Problem description
Locate every line in the records below that contains the word "current", and copy each one.

──────── Dataset records

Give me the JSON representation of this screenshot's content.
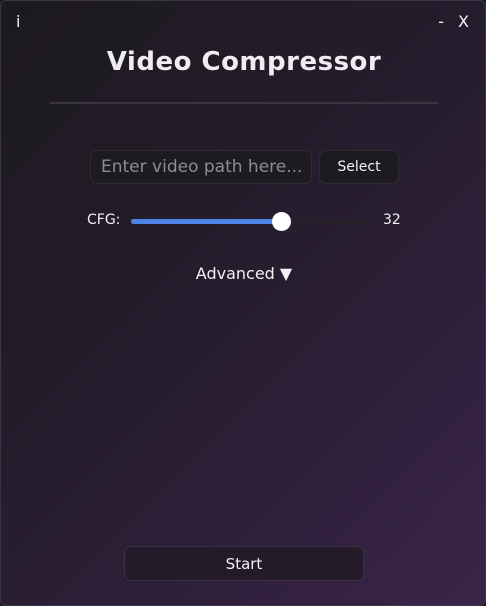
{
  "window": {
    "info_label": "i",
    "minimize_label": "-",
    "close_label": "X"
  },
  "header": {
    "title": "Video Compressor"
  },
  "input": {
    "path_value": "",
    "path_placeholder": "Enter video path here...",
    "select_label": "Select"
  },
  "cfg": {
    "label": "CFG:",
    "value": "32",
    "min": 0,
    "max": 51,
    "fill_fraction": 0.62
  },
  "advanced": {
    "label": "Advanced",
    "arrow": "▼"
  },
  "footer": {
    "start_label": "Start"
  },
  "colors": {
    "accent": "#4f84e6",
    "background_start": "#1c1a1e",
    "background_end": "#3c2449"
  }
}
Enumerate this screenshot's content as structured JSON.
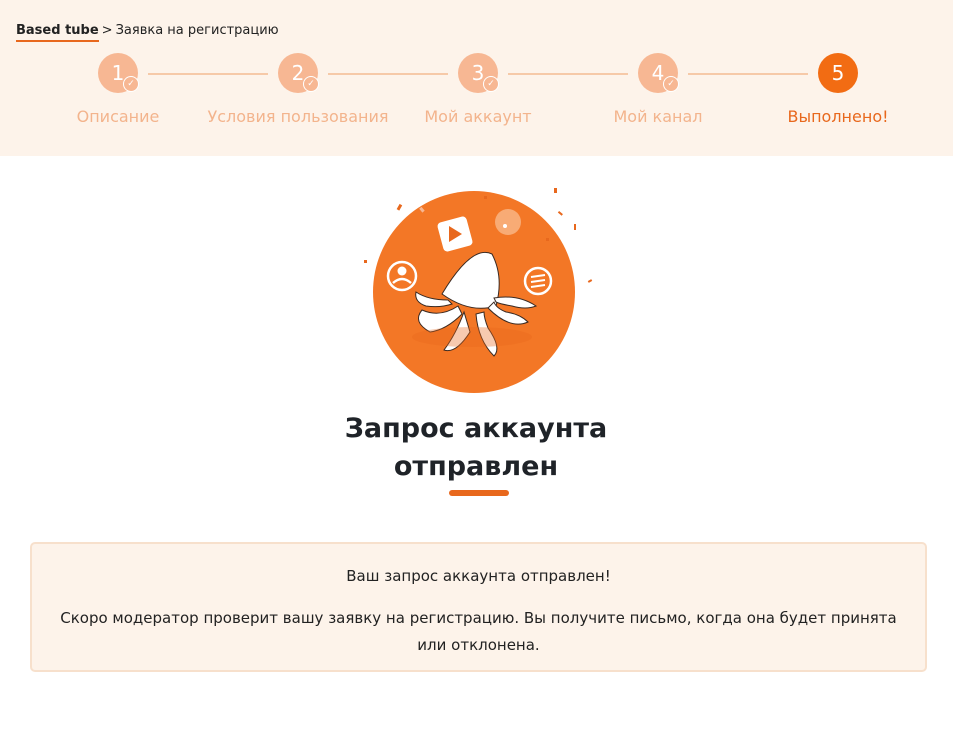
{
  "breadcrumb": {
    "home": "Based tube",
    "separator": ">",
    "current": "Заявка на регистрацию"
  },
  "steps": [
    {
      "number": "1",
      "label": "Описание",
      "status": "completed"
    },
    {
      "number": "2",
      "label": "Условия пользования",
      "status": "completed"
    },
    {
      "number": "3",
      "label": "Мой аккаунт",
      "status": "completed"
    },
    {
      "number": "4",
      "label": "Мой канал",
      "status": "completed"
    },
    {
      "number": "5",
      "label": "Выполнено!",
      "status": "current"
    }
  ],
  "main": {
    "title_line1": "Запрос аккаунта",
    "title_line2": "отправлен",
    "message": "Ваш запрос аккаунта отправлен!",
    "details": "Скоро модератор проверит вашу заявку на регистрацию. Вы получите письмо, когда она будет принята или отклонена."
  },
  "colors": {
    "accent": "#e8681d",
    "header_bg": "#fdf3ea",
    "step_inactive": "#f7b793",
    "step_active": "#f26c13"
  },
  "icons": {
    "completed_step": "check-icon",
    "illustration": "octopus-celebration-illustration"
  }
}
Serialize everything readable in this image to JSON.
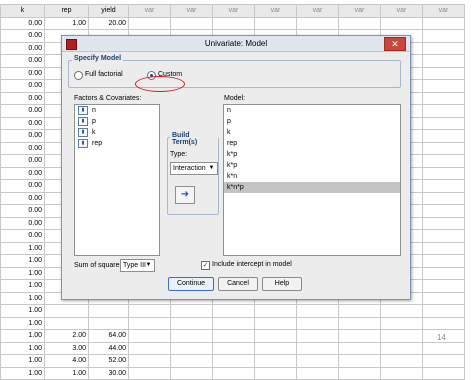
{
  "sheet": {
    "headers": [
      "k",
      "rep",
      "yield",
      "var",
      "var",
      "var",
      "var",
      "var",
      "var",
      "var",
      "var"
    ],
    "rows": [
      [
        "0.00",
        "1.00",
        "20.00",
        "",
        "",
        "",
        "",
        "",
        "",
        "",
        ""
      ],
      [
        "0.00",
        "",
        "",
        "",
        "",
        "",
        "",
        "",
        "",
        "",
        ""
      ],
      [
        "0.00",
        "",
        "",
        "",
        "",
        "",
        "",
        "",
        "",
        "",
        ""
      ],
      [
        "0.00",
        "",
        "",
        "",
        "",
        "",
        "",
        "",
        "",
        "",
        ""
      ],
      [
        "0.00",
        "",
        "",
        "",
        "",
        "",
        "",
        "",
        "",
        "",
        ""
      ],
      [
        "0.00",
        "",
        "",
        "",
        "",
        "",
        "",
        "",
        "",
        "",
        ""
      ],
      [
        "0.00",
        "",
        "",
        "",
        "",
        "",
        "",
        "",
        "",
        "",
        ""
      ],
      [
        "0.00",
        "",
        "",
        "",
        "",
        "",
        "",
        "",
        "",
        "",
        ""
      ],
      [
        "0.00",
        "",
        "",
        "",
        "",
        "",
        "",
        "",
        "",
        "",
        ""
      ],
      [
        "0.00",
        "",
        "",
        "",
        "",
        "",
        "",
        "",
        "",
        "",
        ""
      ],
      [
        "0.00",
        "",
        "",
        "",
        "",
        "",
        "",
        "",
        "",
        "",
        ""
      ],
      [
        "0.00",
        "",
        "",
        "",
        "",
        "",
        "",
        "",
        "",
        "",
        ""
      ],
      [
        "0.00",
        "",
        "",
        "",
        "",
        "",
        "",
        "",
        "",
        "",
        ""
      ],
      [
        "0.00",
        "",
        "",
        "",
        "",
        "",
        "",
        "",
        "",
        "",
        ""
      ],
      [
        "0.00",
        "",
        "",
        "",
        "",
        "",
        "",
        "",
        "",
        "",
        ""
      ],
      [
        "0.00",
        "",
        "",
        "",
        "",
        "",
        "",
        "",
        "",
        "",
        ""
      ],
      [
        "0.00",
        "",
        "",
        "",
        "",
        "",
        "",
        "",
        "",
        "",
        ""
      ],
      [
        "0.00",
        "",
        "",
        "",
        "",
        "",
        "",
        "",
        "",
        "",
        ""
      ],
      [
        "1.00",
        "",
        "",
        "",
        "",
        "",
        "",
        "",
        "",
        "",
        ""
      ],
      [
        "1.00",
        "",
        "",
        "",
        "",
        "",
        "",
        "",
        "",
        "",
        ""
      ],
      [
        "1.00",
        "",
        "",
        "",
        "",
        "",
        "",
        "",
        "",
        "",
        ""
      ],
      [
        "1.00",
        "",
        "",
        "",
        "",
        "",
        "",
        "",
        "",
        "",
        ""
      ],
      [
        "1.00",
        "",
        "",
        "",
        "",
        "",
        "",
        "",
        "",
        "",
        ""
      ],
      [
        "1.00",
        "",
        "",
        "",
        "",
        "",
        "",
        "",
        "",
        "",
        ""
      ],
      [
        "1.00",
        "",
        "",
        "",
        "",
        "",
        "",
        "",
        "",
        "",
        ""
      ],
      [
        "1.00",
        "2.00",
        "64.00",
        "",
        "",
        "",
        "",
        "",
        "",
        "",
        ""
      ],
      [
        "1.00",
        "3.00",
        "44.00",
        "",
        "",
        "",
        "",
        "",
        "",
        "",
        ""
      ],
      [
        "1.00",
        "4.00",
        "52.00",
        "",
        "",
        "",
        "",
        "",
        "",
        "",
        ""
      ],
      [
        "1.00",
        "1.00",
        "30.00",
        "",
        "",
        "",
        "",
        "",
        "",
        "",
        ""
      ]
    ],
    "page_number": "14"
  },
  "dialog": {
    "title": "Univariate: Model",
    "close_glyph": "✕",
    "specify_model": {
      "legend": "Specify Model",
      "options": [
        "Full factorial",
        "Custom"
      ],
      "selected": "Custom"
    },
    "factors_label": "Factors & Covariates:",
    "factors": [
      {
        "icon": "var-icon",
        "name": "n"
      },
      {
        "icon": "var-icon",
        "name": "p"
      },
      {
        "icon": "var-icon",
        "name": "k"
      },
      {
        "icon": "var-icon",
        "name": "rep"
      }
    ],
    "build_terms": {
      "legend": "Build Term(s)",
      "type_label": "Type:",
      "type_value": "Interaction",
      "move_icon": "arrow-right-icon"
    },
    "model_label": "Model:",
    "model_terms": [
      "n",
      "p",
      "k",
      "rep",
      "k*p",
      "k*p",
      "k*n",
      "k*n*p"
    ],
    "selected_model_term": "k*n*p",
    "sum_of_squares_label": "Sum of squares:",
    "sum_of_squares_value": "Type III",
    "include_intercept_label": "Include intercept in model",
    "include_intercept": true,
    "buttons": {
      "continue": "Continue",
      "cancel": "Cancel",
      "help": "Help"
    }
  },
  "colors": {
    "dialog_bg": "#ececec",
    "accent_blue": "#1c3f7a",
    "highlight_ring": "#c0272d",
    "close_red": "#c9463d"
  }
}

────────────────

Answer to the problem
    "current": "Заявка на регистрацию"
      "status": "current"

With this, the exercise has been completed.